● **Records excerpted from a collection**

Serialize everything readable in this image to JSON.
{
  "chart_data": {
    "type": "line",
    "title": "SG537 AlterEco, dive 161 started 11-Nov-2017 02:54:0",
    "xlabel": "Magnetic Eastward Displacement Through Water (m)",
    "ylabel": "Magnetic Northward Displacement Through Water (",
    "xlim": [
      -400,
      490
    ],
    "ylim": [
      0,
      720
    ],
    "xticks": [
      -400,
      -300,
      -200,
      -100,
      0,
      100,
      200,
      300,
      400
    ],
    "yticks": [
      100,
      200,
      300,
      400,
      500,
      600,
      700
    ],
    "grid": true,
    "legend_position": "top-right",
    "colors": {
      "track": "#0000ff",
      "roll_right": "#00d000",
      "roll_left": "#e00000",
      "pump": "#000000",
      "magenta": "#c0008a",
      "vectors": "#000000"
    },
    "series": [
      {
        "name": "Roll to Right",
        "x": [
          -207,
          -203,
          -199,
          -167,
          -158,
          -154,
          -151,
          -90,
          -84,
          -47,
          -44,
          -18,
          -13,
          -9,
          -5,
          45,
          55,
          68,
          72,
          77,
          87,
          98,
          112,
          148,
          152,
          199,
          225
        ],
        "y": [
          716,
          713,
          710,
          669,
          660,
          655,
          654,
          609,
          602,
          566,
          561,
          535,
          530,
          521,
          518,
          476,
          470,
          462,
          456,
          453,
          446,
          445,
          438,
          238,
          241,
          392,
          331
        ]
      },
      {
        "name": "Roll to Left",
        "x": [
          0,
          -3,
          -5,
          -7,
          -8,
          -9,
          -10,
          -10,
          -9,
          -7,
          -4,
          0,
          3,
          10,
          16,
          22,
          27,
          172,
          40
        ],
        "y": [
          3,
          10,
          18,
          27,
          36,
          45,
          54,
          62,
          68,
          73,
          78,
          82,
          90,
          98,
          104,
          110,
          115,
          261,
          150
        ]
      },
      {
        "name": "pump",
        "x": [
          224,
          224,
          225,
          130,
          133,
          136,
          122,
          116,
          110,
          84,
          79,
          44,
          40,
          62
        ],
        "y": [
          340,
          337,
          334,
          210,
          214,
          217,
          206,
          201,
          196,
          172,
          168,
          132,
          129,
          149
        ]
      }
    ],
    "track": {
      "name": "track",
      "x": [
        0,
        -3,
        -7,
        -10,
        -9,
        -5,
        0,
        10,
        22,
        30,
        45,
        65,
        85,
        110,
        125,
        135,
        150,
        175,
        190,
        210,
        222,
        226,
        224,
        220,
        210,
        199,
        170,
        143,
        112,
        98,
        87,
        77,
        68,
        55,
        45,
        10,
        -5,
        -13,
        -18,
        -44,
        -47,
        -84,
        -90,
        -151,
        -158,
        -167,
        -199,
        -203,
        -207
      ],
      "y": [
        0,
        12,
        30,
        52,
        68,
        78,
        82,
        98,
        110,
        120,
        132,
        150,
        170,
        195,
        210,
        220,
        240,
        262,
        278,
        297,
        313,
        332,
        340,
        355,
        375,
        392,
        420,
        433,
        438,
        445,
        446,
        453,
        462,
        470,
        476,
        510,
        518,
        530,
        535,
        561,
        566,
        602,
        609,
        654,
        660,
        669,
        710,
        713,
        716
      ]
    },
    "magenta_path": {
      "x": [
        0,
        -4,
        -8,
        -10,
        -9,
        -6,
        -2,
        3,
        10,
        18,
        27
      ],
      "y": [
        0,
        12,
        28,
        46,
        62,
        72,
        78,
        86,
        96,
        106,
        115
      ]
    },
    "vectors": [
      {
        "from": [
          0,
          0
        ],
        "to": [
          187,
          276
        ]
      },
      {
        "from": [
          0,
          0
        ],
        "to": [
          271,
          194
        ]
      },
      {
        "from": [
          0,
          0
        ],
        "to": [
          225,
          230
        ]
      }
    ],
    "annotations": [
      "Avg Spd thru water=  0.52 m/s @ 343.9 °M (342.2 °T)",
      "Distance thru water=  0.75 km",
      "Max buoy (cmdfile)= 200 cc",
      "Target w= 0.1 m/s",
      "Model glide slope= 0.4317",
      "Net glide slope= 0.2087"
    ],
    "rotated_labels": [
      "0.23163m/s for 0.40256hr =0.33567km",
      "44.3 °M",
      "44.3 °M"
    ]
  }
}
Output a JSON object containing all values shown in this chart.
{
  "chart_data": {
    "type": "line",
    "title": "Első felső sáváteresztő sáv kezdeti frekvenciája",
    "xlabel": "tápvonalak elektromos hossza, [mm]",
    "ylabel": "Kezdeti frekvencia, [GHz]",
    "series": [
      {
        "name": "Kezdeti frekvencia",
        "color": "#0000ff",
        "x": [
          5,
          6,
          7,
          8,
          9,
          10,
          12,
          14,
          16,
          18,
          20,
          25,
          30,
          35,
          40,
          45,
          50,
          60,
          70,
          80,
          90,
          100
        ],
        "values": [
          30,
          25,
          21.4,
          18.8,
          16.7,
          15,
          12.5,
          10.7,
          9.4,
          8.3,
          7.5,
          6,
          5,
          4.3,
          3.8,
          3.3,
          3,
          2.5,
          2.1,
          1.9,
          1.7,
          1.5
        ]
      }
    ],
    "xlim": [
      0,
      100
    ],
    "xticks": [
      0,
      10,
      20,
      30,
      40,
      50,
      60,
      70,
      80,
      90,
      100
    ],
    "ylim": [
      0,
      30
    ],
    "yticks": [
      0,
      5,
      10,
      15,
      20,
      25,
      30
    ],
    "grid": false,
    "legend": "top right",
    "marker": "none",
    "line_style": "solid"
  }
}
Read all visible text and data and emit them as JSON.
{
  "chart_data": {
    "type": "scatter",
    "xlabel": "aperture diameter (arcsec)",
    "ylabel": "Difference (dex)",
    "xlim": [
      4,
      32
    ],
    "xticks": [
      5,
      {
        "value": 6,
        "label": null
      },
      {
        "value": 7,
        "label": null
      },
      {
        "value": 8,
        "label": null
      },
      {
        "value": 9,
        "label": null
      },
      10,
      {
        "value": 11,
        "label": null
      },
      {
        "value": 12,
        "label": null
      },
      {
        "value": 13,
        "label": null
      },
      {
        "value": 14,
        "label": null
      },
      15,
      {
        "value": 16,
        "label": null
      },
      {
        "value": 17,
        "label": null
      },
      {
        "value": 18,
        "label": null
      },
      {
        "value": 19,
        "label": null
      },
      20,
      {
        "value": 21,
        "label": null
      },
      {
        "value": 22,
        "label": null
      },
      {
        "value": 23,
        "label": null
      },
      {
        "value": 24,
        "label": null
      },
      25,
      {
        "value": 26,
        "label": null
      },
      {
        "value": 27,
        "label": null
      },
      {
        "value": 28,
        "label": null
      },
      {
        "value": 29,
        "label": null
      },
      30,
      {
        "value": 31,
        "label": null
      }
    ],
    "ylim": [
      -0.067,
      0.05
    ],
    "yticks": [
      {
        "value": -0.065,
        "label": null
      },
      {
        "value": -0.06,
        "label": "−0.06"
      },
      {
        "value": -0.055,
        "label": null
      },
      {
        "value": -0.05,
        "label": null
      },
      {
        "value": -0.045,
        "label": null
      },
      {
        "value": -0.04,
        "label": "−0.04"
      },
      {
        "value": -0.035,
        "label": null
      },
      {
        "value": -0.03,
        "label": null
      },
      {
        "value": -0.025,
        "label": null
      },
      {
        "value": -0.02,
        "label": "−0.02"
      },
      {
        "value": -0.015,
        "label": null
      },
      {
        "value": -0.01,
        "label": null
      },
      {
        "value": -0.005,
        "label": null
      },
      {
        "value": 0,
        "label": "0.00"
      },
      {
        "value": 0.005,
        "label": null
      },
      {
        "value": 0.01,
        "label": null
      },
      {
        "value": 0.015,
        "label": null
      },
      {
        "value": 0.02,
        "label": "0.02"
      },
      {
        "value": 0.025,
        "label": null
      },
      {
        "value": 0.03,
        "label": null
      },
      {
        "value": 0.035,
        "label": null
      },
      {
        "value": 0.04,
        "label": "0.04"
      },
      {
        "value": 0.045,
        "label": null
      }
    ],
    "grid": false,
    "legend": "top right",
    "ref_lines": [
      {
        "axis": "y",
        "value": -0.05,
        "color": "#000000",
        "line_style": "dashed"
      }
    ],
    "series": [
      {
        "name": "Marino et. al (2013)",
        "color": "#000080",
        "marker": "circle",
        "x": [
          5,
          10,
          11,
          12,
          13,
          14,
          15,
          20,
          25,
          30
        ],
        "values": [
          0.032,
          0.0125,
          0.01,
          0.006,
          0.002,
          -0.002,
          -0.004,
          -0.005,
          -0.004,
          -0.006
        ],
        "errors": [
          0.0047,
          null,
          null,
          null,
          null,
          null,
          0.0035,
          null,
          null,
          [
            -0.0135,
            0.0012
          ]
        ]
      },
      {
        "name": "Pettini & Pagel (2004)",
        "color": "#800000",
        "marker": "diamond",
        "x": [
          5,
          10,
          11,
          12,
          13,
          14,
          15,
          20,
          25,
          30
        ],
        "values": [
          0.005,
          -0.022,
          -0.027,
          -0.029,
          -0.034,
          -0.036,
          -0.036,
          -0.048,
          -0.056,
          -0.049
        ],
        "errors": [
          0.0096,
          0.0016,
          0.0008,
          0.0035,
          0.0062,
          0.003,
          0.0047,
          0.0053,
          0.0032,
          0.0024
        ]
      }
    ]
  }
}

● **Exercise objective**
Give only the number of lines in the entries above that contain the string "Displacement".

● **Written answer**
2